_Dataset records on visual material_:
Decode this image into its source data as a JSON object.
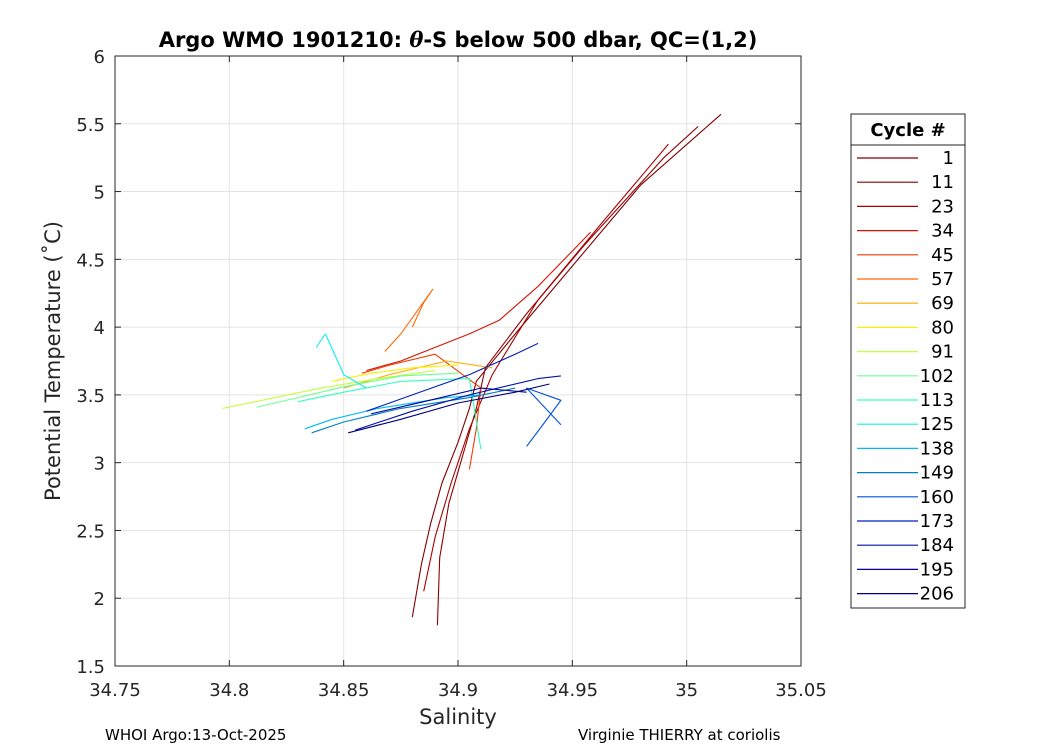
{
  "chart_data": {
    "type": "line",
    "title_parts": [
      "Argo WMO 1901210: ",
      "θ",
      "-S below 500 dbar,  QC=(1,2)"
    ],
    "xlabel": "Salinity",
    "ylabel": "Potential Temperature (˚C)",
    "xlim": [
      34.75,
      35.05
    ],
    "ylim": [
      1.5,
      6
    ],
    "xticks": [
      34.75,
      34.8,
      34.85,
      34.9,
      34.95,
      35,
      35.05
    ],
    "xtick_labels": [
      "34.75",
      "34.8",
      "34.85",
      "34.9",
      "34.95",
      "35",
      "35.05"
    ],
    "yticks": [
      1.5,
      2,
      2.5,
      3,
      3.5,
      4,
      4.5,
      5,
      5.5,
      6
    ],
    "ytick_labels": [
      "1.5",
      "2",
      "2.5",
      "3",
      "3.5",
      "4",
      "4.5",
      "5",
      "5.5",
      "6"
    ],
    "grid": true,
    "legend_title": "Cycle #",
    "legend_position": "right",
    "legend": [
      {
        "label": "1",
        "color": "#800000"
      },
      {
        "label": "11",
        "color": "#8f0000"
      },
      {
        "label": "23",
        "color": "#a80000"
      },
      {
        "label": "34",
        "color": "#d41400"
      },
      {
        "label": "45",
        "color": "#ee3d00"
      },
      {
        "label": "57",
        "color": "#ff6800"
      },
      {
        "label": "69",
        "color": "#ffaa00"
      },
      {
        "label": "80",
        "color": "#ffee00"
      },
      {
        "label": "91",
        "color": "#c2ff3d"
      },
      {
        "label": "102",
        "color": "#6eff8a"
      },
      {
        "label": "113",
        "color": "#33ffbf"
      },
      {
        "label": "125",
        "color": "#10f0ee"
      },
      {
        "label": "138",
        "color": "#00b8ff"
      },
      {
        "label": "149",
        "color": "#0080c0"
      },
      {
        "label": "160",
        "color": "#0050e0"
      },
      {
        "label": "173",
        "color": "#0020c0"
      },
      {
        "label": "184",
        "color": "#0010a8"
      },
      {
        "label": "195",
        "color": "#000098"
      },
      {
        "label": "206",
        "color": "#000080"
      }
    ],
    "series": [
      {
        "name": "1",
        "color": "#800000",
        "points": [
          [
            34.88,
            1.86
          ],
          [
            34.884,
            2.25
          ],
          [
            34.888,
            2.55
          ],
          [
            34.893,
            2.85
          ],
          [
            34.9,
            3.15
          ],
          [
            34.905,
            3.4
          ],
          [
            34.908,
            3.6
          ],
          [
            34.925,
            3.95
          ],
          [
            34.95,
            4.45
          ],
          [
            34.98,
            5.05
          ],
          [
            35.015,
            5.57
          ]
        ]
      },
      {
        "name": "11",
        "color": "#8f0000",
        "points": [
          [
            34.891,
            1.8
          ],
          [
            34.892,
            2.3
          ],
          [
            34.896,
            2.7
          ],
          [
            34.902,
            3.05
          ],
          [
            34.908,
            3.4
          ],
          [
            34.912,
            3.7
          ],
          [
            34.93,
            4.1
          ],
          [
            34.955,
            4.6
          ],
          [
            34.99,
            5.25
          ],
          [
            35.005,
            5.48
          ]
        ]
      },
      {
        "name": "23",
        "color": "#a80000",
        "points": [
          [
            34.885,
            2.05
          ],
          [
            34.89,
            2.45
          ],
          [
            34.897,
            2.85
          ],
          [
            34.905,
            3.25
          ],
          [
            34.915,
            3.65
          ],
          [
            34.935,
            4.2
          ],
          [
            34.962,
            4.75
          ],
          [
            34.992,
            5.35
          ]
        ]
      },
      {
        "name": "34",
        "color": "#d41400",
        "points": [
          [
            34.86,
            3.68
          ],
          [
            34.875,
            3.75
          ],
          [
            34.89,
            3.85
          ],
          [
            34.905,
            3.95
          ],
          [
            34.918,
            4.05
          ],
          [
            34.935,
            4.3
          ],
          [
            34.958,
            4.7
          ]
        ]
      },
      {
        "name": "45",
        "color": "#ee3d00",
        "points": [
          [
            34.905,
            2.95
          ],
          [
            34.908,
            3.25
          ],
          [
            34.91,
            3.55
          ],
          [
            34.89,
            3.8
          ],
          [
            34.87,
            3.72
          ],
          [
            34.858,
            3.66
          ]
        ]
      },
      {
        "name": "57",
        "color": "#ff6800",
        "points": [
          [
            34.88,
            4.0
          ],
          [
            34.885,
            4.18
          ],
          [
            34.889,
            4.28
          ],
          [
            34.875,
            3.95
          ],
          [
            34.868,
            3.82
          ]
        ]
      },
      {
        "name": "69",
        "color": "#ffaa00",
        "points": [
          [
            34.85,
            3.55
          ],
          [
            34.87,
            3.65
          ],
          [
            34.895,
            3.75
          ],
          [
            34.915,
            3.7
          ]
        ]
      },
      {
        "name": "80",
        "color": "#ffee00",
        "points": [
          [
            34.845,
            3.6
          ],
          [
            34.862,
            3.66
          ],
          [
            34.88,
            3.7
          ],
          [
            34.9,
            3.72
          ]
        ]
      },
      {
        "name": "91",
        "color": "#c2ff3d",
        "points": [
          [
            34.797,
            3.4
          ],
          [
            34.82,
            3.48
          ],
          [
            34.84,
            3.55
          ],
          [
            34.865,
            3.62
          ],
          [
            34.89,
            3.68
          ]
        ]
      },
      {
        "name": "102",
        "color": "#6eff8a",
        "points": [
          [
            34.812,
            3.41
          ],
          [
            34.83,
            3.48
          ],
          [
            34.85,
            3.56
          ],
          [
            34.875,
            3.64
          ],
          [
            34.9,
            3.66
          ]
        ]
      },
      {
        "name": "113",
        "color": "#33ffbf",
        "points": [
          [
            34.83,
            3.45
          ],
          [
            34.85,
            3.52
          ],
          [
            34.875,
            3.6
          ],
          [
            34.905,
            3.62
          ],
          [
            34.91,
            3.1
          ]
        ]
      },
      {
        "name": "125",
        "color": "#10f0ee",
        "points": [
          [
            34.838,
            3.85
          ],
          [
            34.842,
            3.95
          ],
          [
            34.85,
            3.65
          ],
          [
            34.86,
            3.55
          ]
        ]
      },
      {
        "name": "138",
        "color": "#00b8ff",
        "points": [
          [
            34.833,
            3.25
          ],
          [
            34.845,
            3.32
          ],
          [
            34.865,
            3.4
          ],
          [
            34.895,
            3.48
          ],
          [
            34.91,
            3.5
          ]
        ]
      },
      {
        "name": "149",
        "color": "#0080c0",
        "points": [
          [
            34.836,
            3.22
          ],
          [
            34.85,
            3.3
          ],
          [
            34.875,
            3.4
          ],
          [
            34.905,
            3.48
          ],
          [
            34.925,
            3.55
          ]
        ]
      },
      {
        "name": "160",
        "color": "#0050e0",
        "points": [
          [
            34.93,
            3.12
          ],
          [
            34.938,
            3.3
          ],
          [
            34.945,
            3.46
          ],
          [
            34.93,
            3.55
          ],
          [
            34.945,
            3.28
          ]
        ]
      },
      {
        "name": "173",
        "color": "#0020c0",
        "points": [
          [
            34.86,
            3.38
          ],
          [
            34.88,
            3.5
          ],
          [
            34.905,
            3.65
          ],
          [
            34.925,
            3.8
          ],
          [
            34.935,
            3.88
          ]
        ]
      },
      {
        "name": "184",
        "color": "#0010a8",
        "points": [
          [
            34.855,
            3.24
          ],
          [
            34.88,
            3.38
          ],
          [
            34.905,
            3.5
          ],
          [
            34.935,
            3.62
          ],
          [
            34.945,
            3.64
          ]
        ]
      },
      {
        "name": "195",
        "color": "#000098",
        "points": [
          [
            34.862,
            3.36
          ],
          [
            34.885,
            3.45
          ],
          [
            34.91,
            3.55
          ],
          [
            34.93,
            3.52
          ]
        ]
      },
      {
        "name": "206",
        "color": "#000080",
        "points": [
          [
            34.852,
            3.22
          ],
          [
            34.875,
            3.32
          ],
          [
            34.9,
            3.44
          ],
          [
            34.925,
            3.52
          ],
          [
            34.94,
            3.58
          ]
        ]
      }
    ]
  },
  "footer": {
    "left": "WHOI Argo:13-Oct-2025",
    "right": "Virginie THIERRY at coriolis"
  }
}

_WRITTEN REQUEST_: In the records above, find the lines containing "right" and copy them.

_RESULT FOR THIS TASK_:
    "legend_position": "right",
    "right": "Virginie THIERRY at coriolis"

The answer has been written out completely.